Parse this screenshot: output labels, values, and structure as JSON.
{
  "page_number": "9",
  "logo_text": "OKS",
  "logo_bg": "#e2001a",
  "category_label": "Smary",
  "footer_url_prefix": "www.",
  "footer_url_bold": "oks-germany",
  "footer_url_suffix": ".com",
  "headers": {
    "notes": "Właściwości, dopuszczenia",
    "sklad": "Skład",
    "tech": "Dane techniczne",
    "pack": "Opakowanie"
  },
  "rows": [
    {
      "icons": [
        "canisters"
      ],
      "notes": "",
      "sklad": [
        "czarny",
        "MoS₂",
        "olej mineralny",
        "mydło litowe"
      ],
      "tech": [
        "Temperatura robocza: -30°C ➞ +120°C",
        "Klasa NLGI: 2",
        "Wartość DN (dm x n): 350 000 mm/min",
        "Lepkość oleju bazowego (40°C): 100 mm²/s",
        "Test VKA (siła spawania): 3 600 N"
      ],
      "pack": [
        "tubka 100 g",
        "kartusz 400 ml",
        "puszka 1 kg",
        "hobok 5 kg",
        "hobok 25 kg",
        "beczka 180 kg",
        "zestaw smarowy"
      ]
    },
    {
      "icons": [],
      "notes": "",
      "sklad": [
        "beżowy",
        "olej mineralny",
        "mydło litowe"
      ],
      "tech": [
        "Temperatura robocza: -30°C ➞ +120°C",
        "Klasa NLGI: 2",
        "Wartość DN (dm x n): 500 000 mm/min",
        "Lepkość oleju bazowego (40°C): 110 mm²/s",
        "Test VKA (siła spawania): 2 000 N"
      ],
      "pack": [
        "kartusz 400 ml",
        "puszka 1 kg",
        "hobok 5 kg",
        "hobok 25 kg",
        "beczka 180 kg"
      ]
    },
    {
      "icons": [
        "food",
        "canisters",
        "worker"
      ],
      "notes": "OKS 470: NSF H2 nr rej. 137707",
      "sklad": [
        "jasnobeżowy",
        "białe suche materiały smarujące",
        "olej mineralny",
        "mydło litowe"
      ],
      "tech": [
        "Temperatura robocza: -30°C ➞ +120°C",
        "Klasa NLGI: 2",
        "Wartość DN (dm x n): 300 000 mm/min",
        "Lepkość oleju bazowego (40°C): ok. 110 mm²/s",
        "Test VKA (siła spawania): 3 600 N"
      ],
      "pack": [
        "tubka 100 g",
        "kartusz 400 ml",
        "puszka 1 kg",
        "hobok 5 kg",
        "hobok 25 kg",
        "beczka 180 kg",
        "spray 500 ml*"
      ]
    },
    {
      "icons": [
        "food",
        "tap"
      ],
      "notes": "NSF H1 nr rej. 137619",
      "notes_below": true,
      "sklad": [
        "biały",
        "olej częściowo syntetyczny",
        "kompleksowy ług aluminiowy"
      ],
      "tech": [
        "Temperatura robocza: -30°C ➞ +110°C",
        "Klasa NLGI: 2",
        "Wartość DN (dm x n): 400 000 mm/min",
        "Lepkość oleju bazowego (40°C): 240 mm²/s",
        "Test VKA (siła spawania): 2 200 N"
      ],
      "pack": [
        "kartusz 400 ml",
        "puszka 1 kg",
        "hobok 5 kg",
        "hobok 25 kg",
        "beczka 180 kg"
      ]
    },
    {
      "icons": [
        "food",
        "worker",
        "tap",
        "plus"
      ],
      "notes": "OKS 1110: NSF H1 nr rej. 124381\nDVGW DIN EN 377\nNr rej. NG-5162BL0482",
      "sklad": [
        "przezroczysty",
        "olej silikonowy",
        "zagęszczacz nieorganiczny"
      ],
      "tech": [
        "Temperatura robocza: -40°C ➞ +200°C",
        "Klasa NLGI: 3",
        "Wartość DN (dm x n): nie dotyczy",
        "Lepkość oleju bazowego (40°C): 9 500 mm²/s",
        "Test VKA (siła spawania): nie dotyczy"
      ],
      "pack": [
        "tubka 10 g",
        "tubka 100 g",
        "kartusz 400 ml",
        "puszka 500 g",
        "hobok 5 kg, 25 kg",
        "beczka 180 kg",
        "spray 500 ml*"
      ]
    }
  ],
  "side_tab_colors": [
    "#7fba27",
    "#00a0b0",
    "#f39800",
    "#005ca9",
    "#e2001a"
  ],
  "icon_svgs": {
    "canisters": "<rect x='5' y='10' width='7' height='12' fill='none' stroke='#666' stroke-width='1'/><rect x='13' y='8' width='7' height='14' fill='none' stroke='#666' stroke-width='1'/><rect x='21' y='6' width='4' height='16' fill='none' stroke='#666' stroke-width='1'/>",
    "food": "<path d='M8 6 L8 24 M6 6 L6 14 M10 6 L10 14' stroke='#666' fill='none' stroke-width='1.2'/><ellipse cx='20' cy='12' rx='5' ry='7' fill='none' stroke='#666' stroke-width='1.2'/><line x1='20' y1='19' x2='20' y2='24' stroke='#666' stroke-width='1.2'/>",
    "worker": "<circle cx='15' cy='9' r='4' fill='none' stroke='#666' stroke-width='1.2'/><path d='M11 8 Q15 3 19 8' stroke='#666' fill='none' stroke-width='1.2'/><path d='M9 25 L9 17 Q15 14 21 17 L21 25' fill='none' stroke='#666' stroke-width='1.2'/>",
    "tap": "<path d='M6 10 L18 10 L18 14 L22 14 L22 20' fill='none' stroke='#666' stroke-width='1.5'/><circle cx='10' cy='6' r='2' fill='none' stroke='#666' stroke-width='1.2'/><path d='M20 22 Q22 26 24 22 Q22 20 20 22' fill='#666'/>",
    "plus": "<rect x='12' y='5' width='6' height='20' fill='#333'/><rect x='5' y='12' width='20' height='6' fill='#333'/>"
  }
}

•••••

◆ Aim
Repeat all the entries word for word.

◆ The result
Parse this screenshot: output labels, values, and structure as JSON.
{
  "page_number": "9",
  "logo_text": "OKS",
  "logo_bg": "#e2001a",
  "category_label": "Smary",
  "footer_url_prefix": "www.",
  "footer_url_bold": "oks-germany",
  "footer_url_suffix": ".com",
  "headers": {
    "notes": "Właściwości, dopuszczenia",
    "sklad": "Skład",
    "tech": "Dane techniczne",
    "pack": "Opakowanie"
  },
  "rows": [
    {
      "icons": [
        "canisters"
      ],
      "notes": "",
      "sklad": [
        "czarny",
        "MoS₂",
        "olej mineralny",
        "mydło litowe"
      ],
      "tech": [
        "Temperatura robocza: -30°C ➞ +120°C",
        "Klasa NLGI: 2",
        "Wartość DN (dm x n): 350 000 mm/min",
        "Lepkość oleju bazowego (40°C): 100 mm²/s",
        "Test VKA (siła spawania): 3 600 N"
      ],
      "pack": [
        "tubka 100 g",
        "kartusz 400 ml",
        "puszka 1 kg",
        "hobok 5 kg",
        "hobok 25 kg",
        "beczka 180 kg",
        "zestaw smarowy"
      ]
    },
    {
      "icons": [],
      "notes": "",
      "sklad": [
        "beżowy",
        "olej mineralny",
        "mydło litowe"
      ],
      "tech": [
        "Temperatura robocza: -30°C ➞ +120°C",
        "Klasa NLGI: 2",
        "Wartość DN (dm x n): 500 000 mm/min",
        "Lepkość oleju bazowego (40°C): 110 mm²/s",
        "Test VKA (siła spawania): 2 000 N"
      ],
      "pack": [
        "kartusz 400 ml",
        "puszka 1 kg",
        "hobok 5 kg",
        "hobok 25 kg",
        "beczka 180 kg"
      ]
    },
    {
      "icons": [
        "food",
        "canisters",
        "worker"
      ],
      "notes": "OKS 470: NSF H2 nr rej. 137707",
      "sklad": [
        "jasnobeżowy",
        "białe suche materiały smarujące",
        "olej mineralny",
        "mydło litowe"
      ],
      "tech": [
        "Temperatura robocza: -30°C ➞ +120°C",
        "Klasa NLGI: 2",
        "Wartość DN (dm x n): 300 000 mm/min",
        "Lepkość oleju bazowego (40°C): ok. 110 mm²/s",
        "Test VKA (siła spawania): 3 600 N"
      ],
      "pack": [
        "tubka 100 g",
        "kartusz 400 ml",
        "puszka 1 kg",
        "hobok 5 kg",
        "hobok 25 kg",
        "beczka 180 kg",
        "spray 500 ml*"
      ]
    },
    {
      "icons": [
        "food",
        "tap"
      ],
      "notes": "NSF H1 nr rej. 137619",
      "notes_below": true,
      "sklad": [
        "biały",
        "olej częściowo syntetyczny",
        "kompleksowy ług aluminiowy"
      ],
      "tech": [
        "Temperatura robocza: -30°C ➞ +110°C",
        "Klasa NLGI: 2",
        "Wartość DN (dm x n): 400 000 mm/min",
        "Lepkość oleju bazowego (40°C): 240 mm²/s",
        "Test VKA (siła spawania): 2 200 N"
      ],
      "pack": [
        "kartusz 400 ml",
        "puszka 1 kg",
        "hobok 5 kg",
        "hobok 25 kg",
        "beczka 180 kg"
      ]
    },
    {
      "icons": [
        "food",
        "worker",
        "tap",
        "plus"
      ],
      "notes": "OKS 1110: NSF H1 nr rej. 124381\nDVGW DIN EN 377\nNr rej. NG-5162BL0482",
      "sklad": [
        "przezroczysty",
        "olej silikonowy",
        "zagęszczacz nieorganiczny"
      ],
      "tech": [
        "Temperatura robocza: -40°C ➞ +200°C",
        "Klasa NLGI: 3",
        "Wartość DN (dm x n): nie dotyczy",
        "Lepkość oleju bazowego (40°C): 9 500 mm²/s",
        "Test VKA (siła spawania): nie dotyczy"
      ],
      "pack": [
        "tubka 10 g",
        "tubka 100 g",
        "kartusz 400 ml",
        "puszka 500 g",
        "hobok 5 kg, 25 kg",
        "beczka 180 kg",
        "spray 500 ml*"
      ]
    }
  ],
  "side_tab_colors": [
    "#7fba27",
    "#00a0b0",
    "#f39800",
    "#005ca9",
    "#e2001a"
  ],
  "icon_svgs": {
    "canisters": "<rect x='5' y='10' width='7' height='12' fill='none' stroke='#666' stroke-width='1'/><rect x='13' y='8' width='7' height='14' fill='none' stroke='#666' stroke-width='1'/><rect x='21' y='6' width='4' height='16' fill='none' stroke='#666' stroke-width='1'/>",
    "food": "<path d='M8 6 L8 24 M6 6 L6 14 M10 6 L10 14' stroke='#666' fill='none' stroke-width='1.2'/><ellipse cx='20' cy='12' rx='5' ry='7' fill='none' stroke='#666' stroke-width='1.2'/><line x1='20' y1='19' x2='20' y2='24' stroke='#666' stroke-width='1.2'/>",
    "worker": "<circle cx='15' cy='9' r='4' fill='none' stroke='#666' stroke-width='1.2'/><path d='M11 8 Q15 3 19 8' stroke='#666' fill='none' stroke-width='1.2'/><path d='M9 25 L9 17 Q15 14 21 17 L21 25' fill='none' stroke='#666' stroke-width='1.2'/>",
    "tap": "<path d='M6 10 L18 10 L18 14 L22 14 L22 20' fill='none' stroke='#666' stroke-width='1.5'/><circle cx='10' cy='6' r='2' fill='none' stroke='#666' stroke-width='1.2'/><path d='M20 22 Q22 26 24 22 Q22 20 20 22' fill='#666'/>",
    "plus": "<rect x='12' y='5' width='6' height='20' fill='#333'/><rect x='5' y='12' width='20' height='6' fill='#333'/>"
  }
}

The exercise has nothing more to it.